» **PROBLEM DETAILS**: Exact repetition is required: output every record in full.

--- BEGIN MATERIALS PROVIDED ---

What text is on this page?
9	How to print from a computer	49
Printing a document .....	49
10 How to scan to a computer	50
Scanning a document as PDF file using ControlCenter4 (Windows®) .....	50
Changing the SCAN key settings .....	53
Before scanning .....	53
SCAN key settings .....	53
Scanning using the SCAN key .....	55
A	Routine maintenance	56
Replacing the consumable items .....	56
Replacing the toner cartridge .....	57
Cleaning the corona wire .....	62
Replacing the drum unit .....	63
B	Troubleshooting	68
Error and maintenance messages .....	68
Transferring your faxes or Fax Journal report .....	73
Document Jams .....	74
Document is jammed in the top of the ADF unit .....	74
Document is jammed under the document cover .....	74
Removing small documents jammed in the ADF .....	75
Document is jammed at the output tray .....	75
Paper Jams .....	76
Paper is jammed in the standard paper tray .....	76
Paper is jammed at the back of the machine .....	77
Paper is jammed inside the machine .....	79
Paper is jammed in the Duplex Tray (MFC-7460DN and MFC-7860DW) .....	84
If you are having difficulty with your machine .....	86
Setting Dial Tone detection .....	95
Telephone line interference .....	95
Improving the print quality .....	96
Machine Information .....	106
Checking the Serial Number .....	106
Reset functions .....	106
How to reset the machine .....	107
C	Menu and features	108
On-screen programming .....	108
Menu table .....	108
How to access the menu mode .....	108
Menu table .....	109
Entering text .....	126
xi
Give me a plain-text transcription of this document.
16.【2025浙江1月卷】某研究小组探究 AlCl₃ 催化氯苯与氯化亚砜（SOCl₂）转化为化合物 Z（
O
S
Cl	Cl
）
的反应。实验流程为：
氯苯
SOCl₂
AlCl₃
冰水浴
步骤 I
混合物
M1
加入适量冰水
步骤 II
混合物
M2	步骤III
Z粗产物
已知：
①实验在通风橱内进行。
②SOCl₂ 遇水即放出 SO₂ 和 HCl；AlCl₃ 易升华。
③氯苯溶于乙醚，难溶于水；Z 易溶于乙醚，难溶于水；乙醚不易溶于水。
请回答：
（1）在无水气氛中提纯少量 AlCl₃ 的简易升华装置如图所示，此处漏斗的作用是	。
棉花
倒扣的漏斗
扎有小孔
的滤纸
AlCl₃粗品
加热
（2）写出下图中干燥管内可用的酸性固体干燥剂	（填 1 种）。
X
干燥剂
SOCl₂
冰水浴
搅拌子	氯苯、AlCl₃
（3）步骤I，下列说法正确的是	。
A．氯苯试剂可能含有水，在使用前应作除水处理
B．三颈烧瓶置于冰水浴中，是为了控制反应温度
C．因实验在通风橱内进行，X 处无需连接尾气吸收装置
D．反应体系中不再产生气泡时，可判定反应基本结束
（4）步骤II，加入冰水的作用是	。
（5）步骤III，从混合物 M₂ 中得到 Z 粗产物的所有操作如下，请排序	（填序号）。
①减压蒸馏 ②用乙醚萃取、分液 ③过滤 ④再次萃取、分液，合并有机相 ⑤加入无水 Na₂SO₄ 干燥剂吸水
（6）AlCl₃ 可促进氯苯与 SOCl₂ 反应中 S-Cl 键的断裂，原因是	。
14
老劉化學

--- END MATERIALS PROVIDED ---

» **SOLVED EXERCISE**:
What text is on this page?
9	How to print from a computer	49
Printing a document .....	49
10 How to scan to a computer	50
Scanning a document as PDF file using ControlCenter4 (Windows®) .....	50
Changing the SCAN key settings .....	53
Before scanning .....	53
SCAN key settings .....	53
Scanning using the SCAN key .....	55
A	Routine maintenance	56
Replacing the consumable items .....	56
Replacing the toner cartridge .....	57
Cleaning the corona wire .....	62
Replacing the drum unit .....	63
B	Troubleshooting	68
Error and maintenance messages .....	68
Transferring your faxes or Fax Journal report .....	73
Document Jams .....	74
Document is jammed in the top of the ADF unit .....	74
Document is jammed under the document cover .....	74
Removing small documents jammed in the ADF .....	75
Document is jammed at the output tray .....	75
Paper Jams .....	76
Paper is jammed in the standard paper tray .....	76
Paper is jammed at the back of the machine .....	77
Paper is jammed inside the machine .....	79
Paper is jammed in the Duplex Tray (MFC-7460DN and MFC-7860DW) .....	84
If you are having difficulty with your machine .....	86
Setting Dial Tone detection .....	95
Telephone line interference .....	95
Improving the print quality .....	96
Machine Information .....	106
Checking the Serial Number .....	106
Reset functions .....	106
How to reset the machine .....	107
C	Menu and features	108
On-screen programming .....	108
Menu table .....	108
How to access the menu mode .....	108
Menu table .....	109
Entering text .....	126
xi
Give me a plain-text transcription of this document.
16.【2025浙江1月卷】某研究小组探究 AlCl₃ 催化氯苯与氯化亚砜（SOCl₂）转化为化合物 Z（
O
S
Cl	Cl
）
的反应。实验流程为：
氯苯
SOCl₂
AlCl₃
冰水浴
步骤 I
混合物
M1
加入适量冰水
步骤 II
混合物
M2	步骤III
Z粗产物
已知：
①实验在通风橱内进行。
②SOCl₂ 遇水即放出 SO₂ 和 HCl；AlCl₃ 易升华。
③氯苯溶于乙醚，难溶于水；Z 易溶于乙醚，难溶于水；乙醚不易溶于水。
请回答：
（1）在无水气氛中提纯少量 AlCl₃ 的简易升华装置如图所示，此处漏斗的作用是	。
棉花
倒扣的漏斗
扎有小孔
的滤纸
AlCl₃粗品
加热
（2）写出下图中干燥管内可用的酸性固体干燥剂	（填 1 种）。
X
干燥剂
SOCl₂
冰水浴
搅拌子	氯苯、AlCl₃
（3）步骤I，下列说法正确的是	。
A．氯苯试剂可能含有水，在使用前应作除水处理
B．三颈烧瓶置于冰水浴中，是为了控制反应温度
C．因实验在通风橱内进行，X 处无需连接尾气吸收装置
D．反应体系中不再产生气泡时，可判定反应基本结束
（4）步骤II，加入冰水的作用是	。
（5）步骤III，从混合物 M₂ 中得到 Z 粗产物的所有操作如下，请排序	（填序号）。
①减压蒸馏 ②用乙醚萃取、分液 ③过滤 ④再次萃取、分液，合并有机相 ⑤加入无水 Na₂SO₄ 干燥剂吸水
（6）AlCl₃ 可促进氯苯与 SOCl₂ 反应中 S-Cl 键的断裂，原因是	。
14
老劉化學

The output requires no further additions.